** start Data provided **

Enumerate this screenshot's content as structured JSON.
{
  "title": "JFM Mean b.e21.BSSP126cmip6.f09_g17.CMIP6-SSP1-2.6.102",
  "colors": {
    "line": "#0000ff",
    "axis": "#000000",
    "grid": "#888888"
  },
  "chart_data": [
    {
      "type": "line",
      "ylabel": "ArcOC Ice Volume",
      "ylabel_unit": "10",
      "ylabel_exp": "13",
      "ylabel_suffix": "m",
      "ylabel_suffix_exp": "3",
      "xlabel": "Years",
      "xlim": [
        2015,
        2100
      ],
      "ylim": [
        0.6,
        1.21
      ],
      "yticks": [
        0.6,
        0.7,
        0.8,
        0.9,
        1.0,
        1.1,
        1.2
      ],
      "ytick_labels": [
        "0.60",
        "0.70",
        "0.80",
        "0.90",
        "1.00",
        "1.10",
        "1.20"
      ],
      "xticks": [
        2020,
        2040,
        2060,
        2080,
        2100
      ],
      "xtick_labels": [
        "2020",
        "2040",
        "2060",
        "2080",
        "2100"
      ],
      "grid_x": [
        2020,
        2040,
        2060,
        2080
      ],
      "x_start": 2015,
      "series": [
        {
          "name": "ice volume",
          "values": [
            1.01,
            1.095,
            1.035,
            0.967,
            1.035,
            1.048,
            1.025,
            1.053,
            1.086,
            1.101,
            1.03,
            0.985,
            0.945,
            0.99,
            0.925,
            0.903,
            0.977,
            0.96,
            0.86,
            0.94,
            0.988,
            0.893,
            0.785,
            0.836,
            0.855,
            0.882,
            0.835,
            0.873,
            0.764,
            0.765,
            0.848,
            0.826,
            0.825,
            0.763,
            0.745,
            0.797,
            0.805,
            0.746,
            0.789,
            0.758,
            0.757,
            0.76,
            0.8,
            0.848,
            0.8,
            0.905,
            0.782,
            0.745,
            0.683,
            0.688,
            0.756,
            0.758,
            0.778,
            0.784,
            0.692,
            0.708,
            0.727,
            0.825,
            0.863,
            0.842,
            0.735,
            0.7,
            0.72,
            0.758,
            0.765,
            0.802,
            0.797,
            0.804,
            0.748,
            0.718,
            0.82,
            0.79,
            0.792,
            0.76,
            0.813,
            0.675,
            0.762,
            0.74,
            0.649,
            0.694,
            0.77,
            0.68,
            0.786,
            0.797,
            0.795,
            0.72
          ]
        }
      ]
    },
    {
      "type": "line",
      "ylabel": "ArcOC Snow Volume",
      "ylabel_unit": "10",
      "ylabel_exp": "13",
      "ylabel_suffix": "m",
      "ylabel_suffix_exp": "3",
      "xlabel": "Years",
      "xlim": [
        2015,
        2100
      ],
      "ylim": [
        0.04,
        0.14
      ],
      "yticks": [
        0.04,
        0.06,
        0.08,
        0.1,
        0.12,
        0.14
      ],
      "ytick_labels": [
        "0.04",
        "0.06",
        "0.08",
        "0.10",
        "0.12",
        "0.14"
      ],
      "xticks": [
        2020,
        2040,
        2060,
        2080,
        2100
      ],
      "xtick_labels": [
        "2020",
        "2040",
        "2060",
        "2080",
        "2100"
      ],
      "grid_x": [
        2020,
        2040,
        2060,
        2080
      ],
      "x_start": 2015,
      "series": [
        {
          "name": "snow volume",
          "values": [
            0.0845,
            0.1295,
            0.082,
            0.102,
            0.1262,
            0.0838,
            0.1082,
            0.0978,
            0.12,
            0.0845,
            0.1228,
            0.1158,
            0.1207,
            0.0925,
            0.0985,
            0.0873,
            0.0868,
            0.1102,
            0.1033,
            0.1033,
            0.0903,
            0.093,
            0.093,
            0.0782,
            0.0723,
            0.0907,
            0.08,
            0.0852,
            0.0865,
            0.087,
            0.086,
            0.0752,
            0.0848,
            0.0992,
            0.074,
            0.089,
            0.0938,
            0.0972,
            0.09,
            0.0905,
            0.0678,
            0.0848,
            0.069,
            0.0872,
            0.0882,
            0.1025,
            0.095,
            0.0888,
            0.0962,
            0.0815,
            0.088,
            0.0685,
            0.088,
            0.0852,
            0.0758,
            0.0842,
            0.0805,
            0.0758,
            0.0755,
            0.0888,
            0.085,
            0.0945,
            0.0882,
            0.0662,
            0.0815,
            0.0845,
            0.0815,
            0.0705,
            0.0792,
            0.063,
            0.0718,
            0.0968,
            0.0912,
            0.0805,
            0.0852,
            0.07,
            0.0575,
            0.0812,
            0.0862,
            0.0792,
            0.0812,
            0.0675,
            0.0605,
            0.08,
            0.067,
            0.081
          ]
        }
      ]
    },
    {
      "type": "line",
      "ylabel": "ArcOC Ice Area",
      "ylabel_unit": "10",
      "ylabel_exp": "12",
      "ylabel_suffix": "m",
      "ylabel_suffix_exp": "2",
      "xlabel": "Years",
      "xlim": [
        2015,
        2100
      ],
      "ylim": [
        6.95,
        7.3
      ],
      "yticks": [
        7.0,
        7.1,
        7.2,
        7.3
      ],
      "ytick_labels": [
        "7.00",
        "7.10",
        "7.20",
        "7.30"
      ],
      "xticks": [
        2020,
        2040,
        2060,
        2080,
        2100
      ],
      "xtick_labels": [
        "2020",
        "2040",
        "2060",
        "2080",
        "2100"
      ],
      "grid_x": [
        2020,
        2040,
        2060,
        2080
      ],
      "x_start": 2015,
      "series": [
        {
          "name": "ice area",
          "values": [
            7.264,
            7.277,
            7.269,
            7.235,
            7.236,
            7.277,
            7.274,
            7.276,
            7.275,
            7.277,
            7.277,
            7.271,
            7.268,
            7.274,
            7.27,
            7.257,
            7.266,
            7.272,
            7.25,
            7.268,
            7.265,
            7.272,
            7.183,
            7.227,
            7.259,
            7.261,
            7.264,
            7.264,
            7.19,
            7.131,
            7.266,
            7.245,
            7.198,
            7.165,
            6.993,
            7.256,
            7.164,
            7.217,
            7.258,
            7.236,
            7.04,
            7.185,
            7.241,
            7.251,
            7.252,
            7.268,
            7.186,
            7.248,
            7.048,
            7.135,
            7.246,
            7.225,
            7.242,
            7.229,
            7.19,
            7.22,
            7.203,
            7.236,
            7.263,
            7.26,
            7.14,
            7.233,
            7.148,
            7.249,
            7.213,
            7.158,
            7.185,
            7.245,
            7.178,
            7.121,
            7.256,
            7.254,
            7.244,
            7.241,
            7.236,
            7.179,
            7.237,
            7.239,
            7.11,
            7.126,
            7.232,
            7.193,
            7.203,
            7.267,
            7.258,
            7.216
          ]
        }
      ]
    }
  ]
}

** end Data provided **

## Problem description
State how many lines of the listing above hold the word "name", with nothing but the number.

## Task output
3